- STATED PROBLEM 1
Repeat the entries verbatim, everything from the very first entry down to the line containing "candle-body <box>108 215 116 232</box>", including both ends.

===== TEXT BLOCK

Studio album by Cowboy Junkies
- Released: November 23, 1993
- Recorded: April 1993
- Genres: Country rock, blues rock
- Length: 45:00
- Labels: RCA, BMG
- Producer: Michael Timmins

Cowboy Junkies chronology
| Black Eyed Man (1992) | Pale Sun, Crescent Moon (1993) | 200 More Miles: Live Performances 1985–1994 (1995) |

Singles from Pale Sun, Crescent Moon
- "Hard to Explain" Released: 1993; "Anniversary Song" Released: 1994;

= Pale Sun, Crescent Moon =

Pale Sun, Crescent Moon is the fifth studio album by Canadian country rock band Cowboy Junkies, released in 1993. It was the band's last album of new material for RCA Records, although a live album and a greatest hits compilation were subsequently released on the label. Canadian guitarist Ken Myhr appears on every track on this album.

==========
===== THE RECORDS

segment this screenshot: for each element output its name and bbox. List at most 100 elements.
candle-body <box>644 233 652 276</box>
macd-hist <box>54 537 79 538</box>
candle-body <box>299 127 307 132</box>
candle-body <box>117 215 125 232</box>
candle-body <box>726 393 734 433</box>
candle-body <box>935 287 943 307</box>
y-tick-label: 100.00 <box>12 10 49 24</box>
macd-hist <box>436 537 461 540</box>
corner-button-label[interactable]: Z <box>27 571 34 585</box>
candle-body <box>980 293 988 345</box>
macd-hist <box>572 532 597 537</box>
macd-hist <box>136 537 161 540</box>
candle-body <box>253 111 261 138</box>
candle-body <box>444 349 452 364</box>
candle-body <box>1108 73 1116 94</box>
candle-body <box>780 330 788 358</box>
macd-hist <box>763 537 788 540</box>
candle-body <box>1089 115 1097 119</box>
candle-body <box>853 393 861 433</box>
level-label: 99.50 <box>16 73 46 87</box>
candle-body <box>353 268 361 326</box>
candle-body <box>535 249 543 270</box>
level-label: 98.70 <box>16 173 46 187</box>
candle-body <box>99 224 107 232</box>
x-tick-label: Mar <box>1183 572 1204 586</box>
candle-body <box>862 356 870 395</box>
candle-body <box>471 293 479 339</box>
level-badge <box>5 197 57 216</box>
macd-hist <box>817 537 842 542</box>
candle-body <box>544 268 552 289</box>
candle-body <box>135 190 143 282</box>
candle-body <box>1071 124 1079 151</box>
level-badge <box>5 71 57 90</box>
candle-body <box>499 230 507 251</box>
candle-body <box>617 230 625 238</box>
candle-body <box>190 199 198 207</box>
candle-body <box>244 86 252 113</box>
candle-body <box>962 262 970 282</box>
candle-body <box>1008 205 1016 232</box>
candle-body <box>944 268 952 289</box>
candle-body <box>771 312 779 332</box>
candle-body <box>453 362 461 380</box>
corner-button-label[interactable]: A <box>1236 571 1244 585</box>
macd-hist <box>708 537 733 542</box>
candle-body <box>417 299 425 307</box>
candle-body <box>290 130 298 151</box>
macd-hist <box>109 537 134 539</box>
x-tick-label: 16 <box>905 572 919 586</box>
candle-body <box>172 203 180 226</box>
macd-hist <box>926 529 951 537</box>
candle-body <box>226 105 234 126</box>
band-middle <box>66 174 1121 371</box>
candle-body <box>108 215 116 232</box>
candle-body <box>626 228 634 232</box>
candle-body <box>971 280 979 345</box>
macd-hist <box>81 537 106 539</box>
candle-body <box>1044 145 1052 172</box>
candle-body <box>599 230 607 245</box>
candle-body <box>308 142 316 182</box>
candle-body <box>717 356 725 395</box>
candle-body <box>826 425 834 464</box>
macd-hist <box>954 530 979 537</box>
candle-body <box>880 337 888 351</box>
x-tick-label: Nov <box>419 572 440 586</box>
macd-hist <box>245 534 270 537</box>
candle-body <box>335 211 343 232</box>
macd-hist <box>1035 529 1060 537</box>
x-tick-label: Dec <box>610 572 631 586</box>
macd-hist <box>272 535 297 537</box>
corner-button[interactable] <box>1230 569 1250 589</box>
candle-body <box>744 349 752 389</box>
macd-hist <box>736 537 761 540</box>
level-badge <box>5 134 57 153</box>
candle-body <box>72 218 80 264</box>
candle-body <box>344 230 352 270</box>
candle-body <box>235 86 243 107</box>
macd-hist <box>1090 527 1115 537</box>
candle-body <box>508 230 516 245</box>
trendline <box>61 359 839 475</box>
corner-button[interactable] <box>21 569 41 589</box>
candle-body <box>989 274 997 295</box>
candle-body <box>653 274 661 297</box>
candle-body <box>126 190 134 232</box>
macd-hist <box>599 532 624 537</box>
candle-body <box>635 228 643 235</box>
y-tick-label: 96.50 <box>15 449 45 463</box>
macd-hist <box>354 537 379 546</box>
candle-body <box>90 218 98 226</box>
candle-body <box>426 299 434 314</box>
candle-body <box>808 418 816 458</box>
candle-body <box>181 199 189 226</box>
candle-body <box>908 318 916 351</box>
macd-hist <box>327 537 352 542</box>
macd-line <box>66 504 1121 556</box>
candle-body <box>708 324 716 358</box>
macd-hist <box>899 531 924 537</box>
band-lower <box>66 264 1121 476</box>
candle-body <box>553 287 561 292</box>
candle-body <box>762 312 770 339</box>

==========

- STATED PROBLEM 2
Print the Cowboy Junkies album text word for word, everything from "Cowboy Junkies chronology" down to "on this album.".

- ANSWER 1
segment this screenshot: for each element output its name and bbox. List at most 100 elements.
candle-body <box>644 233 652 276</box>
macd-hist <box>54 537 79 538</box>
candle-body <box>299 127 307 132</box>
candle-body <box>117 215 125 232</box>
candle-body <box>726 393 734 433</box>
candle-body <box>935 287 943 307</box>
y-tick-label: 100.00 <box>12 10 49 24</box>
macd-hist <box>436 537 461 540</box>
corner-button-label[interactable]: Z <box>27 571 34 585</box>
candle-body <box>980 293 988 345</box>
macd-hist <box>572 532 597 537</box>
macd-hist <box>136 537 161 540</box>
candle-body <box>253 111 261 138</box>
candle-body <box>444 349 452 364</box>
candle-body <box>1108 73 1116 94</box>
candle-body <box>780 330 788 358</box>
macd-hist <box>763 537 788 540</box>
candle-body <box>1089 115 1097 119</box>
candle-body <box>853 393 861 433</box>
level-label: 99.50 <box>16 73 46 87</box>
candle-body <box>353 268 361 326</box>
candle-body <box>535 249 543 270</box>
level-label: 98.70 <box>16 173 46 187</box>
candle-body <box>99 224 107 232</box>
x-tick-label: Mar <box>1183 572 1204 586</box>
candle-body <box>862 356 870 395</box>
candle-body <box>471 293 479 339</box>
level-badge <box>5 197 57 216</box>
macd-hist <box>817 537 842 542</box>
candle-body <box>544 268 552 289</box>
candle-body <box>135 190 143 282</box>
candle-body <box>1071 124 1079 151</box>
level-badge <box>5 71 57 90</box>
candle-body <box>499 230 507 251</box>
candle-body <box>617 230 625 238</box>
candle-body <box>190 199 198 207</box>
candle-body <box>244 86 252 113</box>
candle-body <box>962 262 970 282</box>
candle-body <box>1008 205 1016 232</box>
candle-body <box>944 268 952 289</box>
candle-body <box>771 312 779 332</box>
candle-body <box>453 362 461 380</box>
corner-button-label[interactable]: A <box>1236 571 1244 585</box>
macd-hist <box>708 537 733 542</box>
candle-body <box>417 299 425 307</box>
candle-body <box>290 130 298 151</box>
macd-hist <box>109 537 134 539</box>
x-tick-label: 16 <box>905 572 919 586</box>
candle-body <box>172 203 180 226</box>
macd-hist <box>926 529 951 537</box>
candle-body <box>226 105 234 126</box>
band-middle <box>66 174 1121 371</box>
candle-body <box>108 215 116 232</box>

- ANSWER 2
Cowboy Junkies chronology
| Black Eyed Man (1992) | Pale Sun, Crescent Moon (1993) | 200 More Miles: Live Performances 1985–1994 (1995) |

Singles from Pale Sun, Crescent Moon
- "Hard to Explain" Released: 1993; "Anniversary Song" Released: 1994;

= Pale Sun, Crescent Moon =

Pale Sun, Crescent Moon is the fifth studio album by Canadian country rock band Cowboy Junkies, released in 1993. It was the band's last album of new material for RCA Records, although a live album and a greatest hits compilation were subsequently released on the label. Canadian guitarist Ken Myhr appears on every track on this album.